- _Prompt_: Your task is to write out the complete listing exactly as it is shown.

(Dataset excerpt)
+++
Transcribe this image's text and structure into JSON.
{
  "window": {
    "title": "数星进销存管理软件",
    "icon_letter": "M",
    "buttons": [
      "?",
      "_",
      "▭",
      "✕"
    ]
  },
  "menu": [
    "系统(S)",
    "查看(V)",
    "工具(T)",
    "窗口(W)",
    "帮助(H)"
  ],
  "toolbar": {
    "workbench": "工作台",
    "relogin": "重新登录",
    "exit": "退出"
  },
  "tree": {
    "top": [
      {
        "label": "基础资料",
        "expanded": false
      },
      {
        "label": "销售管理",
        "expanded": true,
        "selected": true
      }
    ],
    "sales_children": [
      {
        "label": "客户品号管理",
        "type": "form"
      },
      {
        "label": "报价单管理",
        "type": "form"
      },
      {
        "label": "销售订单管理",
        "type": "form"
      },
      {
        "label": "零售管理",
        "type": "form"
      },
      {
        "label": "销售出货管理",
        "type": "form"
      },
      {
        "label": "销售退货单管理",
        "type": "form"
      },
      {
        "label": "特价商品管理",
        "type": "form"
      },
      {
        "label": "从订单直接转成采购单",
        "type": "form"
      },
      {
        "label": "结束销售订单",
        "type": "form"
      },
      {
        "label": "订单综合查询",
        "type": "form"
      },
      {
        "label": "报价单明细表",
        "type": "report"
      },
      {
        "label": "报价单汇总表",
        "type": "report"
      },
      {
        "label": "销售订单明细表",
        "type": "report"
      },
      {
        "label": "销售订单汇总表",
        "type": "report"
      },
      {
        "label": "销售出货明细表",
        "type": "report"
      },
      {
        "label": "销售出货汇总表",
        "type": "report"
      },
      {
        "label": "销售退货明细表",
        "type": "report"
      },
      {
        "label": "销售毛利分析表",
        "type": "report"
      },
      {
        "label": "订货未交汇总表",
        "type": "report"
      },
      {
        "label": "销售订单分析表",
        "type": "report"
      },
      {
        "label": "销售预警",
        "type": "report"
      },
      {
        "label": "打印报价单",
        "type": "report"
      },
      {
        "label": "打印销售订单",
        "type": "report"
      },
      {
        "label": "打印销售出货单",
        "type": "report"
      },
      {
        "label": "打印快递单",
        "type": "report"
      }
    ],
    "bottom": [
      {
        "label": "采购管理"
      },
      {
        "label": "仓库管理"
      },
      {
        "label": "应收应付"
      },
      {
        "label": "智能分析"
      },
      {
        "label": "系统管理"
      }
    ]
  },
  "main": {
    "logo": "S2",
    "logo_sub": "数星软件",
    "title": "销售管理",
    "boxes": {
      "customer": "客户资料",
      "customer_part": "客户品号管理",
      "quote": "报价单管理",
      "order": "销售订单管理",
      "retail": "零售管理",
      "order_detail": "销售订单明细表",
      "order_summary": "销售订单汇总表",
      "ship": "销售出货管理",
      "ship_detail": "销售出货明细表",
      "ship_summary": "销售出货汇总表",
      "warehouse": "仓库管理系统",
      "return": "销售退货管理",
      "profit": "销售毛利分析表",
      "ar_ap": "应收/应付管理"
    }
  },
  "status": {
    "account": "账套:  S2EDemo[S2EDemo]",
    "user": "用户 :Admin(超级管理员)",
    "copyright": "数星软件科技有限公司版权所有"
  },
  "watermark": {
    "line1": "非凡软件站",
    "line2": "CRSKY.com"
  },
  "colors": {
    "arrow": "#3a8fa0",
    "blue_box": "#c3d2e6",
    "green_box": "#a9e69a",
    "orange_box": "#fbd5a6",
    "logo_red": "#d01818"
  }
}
+++
- _Exercise answer_:
Transcribe this image's text and structure into JSON.
{
  "window": {
    "title": "数星进销存管理软件",
    "icon_letter": "M",
    "buttons": [
      "?",
      "_",
      "▭",
      "✕"
    ]
  },
  "menu": [
    "系统(S)",
    "查看(V)",
    "工具(T)",
    "窗口(W)",
    "帮助(H)"
  ],
  "toolbar": {
    "workbench": "工作台",
    "relogin": "重新登录",
    "exit": "退出"
  },
  "tree": {
    "top": [
      {
        "label": "基础资料",
        "expanded": false
      },
      {
        "label": "销售管理",
        "expanded": true,
        "selected": true
      }
    ],
    "sales_children": [
      {
        "label": "客户品号管理",
        "type": "form"
      },
      {
        "label": "报价单管理",
        "type": "form"
      },
      {
        "label": "销售订单管理",
        "type": "form"
      },
      {
        "label": "零售管理",
        "type": "form"
      },
      {
        "label": "销售出货管理",
        "type": "form"
      },
      {
        "label": "销售退货单管理",
        "type": "form"
      },
      {
        "label": "特价商品管理",
        "type": "form"
      },
      {
        "label": "从订单直接转成采购单",
        "type": "form"
      },
      {
        "label": "结束销售订单",
        "type": "form"
      },
      {
        "label": "订单综合查询",
        "type": "form"
      },
      {
        "label": "报价单明细表",
        "type": "report"
      },
      {
        "label": "报价单汇总表",
        "type": "report"
      },
      {
        "label": "销售订单明细表",
        "type": "report"
      },
      {
        "label": "销售订单汇总表",
        "type": "report"
      },
      {
        "label": "销售出货明细表",
        "type": "report"
      },
      {
        "label": "销售出货汇总表",
        "type": "report"
      },
      {
        "label": "销售退货明细表",
        "type": "report"
      },
      {
        "label": "销售毛利分析表",
        "type": "report"
      },
      {
        "label": "订货未交汇总表",
        "type": "report"
      },
      {
        "label": "销售订单分析表",
        "type": "report"
      },
      {
        "label": "销售预警",
        "type": "report"
      },
      {
        "label": "打印报价单",
        "type": "report"
      },
      {
        "label": "打印销售订单",
        "type": "report"
      },
      {
        "label": "打印销售出货单",
        "type": "report"
      },
      {
        "label": "打印快递单",
        "type": "report"
      }
    ],
    "bottom": [
      {
        "label": "采购管理"
      },
      {
        "label": "仓库管理"
      },
      {
        "label": "应收应付"
      },
      {
        "label": "智能分析"
      },
      {
        "label": "系统管理"
      }
    ]
  },
  "main": {
    "logo": "S2",
    "logo_sub": "数星软件",
    "title": "销售管理",
    "boxes": {
      "customer": "客户资料",
      "customer_part": "客户品号管理",
      "quote": "报价单管理",
      "order": "销售订单管理",
      "retail": "零售管理",
      "order_detail": "销售订单明细表",
      "order_summary": "销售订单汇总表",
      "ship": "销售出货管理",
      "ship_detail": "销售出货明细表",
      "ship_summary": "销售出货汇总表",
      "warehouse": "仓库管理系统",
      "return": "销售退货管理",
      "profit": "销售毛利分析表",
      "ar_ap": "应收/应付管理"
    }
  },
  "status": {
    "account": "账套:  S2EDemo[S2EDemo]",
    "user": "用户 :Admin(超级管理员)",
    "copyright": "数星软件科技有限公司版权所有"
  },
  "watermark": {
    "line1": "非凡软件站",
    "line2": "CRSKY.com"
  },
  "colors": {
    "arrow": "#3a8fa0",
    "blue_box": "#c3d2e6",
    "green_box": "#a9e69a",
    "orange_box": "#fbd5a6",
    "logo_red": "#d01818"
  }
}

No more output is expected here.